**What you are asked to do:**
Locate the word "která" in the material, then show every line that holds it.

(A run of records)
▼▼▼
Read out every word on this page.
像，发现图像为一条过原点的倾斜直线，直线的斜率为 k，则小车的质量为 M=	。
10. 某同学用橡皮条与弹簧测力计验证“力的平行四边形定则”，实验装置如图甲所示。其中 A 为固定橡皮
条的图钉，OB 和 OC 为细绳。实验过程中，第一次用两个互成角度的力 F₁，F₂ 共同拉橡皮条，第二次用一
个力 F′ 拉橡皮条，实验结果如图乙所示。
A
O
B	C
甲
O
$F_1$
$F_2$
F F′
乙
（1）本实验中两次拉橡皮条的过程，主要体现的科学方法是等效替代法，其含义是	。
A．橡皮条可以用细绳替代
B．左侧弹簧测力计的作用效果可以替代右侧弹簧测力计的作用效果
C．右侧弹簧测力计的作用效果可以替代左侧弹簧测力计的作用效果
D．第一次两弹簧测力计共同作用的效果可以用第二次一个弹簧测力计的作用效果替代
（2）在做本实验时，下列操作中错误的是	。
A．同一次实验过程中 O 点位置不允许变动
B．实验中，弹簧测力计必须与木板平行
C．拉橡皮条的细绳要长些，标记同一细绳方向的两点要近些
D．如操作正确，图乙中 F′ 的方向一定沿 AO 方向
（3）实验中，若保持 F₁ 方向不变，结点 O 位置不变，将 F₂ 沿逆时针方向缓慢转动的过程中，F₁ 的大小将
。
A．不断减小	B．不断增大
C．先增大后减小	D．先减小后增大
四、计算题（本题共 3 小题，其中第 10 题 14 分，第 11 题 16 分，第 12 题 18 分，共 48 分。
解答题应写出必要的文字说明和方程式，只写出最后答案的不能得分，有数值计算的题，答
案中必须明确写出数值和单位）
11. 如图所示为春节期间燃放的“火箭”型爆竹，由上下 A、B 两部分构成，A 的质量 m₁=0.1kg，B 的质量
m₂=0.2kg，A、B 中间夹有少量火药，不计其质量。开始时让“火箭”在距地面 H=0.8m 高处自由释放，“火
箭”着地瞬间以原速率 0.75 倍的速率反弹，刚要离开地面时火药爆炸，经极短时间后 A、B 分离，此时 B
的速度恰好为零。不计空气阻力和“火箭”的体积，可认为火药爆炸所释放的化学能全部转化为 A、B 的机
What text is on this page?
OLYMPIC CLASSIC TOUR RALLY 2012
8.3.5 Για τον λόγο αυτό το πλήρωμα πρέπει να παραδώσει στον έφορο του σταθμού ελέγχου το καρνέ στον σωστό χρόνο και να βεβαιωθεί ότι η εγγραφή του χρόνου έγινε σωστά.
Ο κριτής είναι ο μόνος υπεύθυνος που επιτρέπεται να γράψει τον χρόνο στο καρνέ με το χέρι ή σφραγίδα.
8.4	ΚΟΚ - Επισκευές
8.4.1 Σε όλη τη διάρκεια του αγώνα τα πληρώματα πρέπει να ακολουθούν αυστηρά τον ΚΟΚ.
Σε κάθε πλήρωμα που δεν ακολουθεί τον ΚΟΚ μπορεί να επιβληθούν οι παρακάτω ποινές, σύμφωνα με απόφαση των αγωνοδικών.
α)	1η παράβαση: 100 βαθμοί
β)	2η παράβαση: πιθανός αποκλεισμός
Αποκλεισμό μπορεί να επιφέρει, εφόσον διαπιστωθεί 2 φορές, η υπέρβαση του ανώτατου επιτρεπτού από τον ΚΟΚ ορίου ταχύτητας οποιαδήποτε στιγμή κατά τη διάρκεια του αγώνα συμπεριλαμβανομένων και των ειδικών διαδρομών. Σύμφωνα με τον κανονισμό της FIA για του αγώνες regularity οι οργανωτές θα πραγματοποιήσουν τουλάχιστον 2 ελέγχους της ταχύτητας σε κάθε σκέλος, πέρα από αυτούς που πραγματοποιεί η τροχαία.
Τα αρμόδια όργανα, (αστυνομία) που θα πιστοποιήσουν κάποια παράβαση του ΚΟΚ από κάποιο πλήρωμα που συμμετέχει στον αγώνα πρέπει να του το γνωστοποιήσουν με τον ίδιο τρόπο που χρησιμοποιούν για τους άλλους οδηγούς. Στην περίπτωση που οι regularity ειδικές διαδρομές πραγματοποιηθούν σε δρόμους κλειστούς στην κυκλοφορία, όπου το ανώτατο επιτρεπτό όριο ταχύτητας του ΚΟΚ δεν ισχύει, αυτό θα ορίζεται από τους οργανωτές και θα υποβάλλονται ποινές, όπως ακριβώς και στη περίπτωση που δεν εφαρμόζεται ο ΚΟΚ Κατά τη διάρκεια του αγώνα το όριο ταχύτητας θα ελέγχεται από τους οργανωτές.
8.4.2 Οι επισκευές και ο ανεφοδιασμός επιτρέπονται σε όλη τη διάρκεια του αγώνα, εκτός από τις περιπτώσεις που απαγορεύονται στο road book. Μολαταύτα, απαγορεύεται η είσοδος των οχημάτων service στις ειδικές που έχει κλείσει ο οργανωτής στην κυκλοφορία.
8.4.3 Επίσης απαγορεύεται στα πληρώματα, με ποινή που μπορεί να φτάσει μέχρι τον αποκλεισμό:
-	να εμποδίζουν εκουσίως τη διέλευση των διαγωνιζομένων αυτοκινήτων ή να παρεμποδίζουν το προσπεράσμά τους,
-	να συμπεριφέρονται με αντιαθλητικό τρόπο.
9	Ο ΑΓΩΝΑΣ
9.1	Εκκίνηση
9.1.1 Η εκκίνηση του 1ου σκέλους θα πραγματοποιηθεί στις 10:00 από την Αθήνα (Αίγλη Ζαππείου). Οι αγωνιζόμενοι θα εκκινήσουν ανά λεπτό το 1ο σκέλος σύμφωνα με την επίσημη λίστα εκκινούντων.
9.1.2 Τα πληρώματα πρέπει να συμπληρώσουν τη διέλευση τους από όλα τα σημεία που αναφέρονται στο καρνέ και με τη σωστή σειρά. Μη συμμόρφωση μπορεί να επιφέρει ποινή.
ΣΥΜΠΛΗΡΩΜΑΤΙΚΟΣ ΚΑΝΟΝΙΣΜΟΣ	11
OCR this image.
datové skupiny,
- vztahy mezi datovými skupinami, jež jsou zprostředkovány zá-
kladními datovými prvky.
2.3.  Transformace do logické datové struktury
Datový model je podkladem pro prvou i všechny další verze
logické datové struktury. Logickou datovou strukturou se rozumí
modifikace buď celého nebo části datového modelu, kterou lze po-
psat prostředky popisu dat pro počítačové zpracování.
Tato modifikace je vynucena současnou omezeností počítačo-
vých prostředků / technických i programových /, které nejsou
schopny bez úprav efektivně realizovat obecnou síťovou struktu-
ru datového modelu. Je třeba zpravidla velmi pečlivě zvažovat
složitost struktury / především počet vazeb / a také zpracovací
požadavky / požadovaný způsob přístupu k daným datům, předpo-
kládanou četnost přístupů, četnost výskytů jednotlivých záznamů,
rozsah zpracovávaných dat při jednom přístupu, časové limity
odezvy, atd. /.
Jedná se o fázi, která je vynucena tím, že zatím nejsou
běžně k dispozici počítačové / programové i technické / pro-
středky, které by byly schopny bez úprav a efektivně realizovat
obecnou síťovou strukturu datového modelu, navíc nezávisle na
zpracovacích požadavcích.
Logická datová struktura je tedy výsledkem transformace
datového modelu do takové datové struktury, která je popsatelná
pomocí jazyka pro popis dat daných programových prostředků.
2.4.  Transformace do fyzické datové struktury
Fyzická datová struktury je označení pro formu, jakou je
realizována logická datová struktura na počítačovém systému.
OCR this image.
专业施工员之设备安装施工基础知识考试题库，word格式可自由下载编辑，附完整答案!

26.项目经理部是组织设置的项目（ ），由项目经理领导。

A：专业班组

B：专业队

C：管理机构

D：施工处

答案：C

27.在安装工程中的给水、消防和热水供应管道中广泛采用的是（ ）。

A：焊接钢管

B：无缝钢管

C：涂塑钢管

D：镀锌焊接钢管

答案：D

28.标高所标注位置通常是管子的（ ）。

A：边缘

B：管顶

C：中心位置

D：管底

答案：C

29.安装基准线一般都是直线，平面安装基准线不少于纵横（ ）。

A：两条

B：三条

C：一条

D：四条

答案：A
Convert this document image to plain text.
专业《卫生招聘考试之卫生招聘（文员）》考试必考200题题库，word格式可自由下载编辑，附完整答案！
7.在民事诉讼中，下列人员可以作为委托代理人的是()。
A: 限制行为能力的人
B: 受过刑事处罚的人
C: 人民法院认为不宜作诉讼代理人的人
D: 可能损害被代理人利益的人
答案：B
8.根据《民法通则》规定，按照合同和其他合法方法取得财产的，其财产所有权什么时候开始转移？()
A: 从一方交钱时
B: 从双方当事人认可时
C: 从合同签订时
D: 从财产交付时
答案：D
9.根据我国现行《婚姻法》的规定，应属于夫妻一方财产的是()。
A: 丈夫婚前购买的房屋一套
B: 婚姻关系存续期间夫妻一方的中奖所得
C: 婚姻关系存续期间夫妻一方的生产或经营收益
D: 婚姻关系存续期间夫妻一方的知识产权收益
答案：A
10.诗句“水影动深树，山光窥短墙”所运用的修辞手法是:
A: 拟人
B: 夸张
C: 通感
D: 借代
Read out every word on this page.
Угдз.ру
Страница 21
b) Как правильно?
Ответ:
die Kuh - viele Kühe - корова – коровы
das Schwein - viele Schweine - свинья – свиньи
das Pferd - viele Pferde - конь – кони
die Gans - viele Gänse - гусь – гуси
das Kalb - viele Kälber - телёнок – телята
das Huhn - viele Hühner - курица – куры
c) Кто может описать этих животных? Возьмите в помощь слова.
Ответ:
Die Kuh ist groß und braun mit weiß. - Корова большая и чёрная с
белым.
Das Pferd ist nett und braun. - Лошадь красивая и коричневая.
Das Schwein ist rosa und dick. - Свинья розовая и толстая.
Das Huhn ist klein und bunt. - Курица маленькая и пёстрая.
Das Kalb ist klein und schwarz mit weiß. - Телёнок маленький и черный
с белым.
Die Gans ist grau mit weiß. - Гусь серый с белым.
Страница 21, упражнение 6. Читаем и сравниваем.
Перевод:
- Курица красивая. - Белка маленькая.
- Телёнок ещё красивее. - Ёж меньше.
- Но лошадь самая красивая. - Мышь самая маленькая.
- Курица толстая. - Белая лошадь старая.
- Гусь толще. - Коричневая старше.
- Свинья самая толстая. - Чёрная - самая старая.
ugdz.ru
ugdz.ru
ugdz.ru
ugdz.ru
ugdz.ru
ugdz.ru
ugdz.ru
▲▲▲
**Task response:**
Jedná se o fázi, která je vynucena tím, že zatím nejsou
datového modelu do takové datové struktury, která je popsatelná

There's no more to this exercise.